▸ **SET PROBLEM**:
Your answer is a single number: how many lines hold the word "elektronikus"?
• • • • • • •
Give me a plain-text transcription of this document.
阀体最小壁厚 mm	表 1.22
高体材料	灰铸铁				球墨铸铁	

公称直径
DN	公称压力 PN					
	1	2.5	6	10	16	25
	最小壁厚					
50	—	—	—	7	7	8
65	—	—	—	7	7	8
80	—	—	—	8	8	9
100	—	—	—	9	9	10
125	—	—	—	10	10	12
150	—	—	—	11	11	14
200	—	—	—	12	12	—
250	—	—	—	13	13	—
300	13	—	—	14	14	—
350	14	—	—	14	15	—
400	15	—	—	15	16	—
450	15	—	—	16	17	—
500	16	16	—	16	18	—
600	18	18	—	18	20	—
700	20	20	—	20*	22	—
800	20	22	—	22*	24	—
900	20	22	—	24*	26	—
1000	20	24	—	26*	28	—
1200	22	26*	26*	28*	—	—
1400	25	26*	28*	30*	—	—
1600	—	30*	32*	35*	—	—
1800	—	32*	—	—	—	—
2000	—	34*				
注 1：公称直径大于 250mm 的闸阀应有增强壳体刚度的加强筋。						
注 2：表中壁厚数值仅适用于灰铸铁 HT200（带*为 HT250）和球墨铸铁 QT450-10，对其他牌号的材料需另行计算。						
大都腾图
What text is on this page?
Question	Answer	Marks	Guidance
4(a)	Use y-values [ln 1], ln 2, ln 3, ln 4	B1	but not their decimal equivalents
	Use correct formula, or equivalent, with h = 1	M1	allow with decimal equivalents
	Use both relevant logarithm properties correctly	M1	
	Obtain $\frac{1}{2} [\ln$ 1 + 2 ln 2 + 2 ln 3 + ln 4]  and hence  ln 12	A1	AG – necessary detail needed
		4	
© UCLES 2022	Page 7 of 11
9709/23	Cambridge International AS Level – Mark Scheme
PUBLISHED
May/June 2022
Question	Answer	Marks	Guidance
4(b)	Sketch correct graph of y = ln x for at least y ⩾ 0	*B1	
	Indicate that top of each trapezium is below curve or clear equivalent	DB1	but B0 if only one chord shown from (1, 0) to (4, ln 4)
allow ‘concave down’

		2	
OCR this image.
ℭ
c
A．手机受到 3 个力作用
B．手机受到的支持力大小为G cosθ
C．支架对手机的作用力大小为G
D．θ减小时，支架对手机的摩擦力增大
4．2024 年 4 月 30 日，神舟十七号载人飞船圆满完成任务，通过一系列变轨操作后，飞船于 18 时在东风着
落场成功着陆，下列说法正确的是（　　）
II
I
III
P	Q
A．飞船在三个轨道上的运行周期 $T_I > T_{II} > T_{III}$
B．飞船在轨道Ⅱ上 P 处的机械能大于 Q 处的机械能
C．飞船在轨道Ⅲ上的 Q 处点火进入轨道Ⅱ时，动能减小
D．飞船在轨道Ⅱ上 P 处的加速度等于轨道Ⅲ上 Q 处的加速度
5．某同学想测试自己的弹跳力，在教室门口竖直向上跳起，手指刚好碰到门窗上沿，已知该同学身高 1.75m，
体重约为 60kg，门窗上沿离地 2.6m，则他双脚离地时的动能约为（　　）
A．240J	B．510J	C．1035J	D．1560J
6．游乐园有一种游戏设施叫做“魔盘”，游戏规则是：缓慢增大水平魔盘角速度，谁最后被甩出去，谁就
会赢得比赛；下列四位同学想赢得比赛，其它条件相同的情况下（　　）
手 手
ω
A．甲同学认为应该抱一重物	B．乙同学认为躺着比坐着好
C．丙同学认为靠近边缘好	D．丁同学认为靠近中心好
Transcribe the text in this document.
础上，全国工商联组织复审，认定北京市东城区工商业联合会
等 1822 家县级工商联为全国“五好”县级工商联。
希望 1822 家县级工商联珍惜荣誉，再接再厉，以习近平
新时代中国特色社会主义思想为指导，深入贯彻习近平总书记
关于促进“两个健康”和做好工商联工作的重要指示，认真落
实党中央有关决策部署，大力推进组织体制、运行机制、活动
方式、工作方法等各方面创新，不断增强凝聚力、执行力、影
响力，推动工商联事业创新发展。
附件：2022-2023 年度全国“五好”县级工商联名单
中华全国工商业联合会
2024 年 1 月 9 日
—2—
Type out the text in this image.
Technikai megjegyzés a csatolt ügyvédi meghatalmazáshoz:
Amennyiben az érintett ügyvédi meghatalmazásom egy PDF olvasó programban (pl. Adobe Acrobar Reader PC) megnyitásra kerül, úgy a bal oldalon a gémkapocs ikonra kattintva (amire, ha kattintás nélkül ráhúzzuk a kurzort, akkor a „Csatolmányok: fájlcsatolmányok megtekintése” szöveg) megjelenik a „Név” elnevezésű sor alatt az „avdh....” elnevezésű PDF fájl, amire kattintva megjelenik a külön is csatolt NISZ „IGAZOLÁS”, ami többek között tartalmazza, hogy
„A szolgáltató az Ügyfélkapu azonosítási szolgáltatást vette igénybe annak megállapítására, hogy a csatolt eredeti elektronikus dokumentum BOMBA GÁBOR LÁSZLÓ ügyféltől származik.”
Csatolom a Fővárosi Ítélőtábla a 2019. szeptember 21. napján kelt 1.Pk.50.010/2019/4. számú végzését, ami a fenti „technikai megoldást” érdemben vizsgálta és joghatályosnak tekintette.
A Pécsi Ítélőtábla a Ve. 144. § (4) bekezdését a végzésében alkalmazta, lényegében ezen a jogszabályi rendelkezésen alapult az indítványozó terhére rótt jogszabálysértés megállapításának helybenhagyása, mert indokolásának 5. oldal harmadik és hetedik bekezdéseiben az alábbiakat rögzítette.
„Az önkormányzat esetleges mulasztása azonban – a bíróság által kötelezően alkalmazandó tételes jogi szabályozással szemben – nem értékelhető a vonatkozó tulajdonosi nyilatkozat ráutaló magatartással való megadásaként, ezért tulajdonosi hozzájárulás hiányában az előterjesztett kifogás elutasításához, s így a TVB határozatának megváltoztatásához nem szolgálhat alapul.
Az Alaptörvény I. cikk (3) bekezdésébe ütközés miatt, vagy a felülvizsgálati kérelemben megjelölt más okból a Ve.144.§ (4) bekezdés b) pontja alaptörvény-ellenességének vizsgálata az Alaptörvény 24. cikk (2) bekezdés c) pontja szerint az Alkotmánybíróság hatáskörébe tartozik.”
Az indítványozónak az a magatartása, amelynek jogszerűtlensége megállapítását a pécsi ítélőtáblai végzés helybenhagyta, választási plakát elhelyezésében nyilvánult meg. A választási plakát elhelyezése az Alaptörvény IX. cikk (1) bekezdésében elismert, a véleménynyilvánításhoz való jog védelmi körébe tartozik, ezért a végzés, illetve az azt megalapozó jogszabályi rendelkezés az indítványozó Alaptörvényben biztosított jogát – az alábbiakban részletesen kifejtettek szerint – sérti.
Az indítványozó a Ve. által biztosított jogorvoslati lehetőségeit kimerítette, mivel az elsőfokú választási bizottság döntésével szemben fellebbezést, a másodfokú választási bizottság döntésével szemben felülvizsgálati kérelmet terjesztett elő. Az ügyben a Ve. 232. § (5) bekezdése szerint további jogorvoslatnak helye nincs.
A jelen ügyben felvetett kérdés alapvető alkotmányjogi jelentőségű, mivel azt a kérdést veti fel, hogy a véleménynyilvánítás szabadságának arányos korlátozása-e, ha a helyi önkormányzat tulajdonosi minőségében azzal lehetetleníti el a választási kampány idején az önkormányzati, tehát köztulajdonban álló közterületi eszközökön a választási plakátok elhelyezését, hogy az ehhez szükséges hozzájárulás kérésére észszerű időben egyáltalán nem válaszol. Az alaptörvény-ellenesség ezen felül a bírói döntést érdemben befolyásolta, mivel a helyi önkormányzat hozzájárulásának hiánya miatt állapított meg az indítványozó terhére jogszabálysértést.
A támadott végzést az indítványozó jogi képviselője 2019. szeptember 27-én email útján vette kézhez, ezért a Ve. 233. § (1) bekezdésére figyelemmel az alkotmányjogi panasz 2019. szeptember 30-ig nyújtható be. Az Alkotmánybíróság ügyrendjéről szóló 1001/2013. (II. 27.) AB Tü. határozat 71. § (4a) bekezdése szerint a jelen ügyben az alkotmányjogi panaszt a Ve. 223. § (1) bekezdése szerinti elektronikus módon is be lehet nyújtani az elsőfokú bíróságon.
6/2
• • • • • • •
▸ **CORRECT RESPONSE**:
2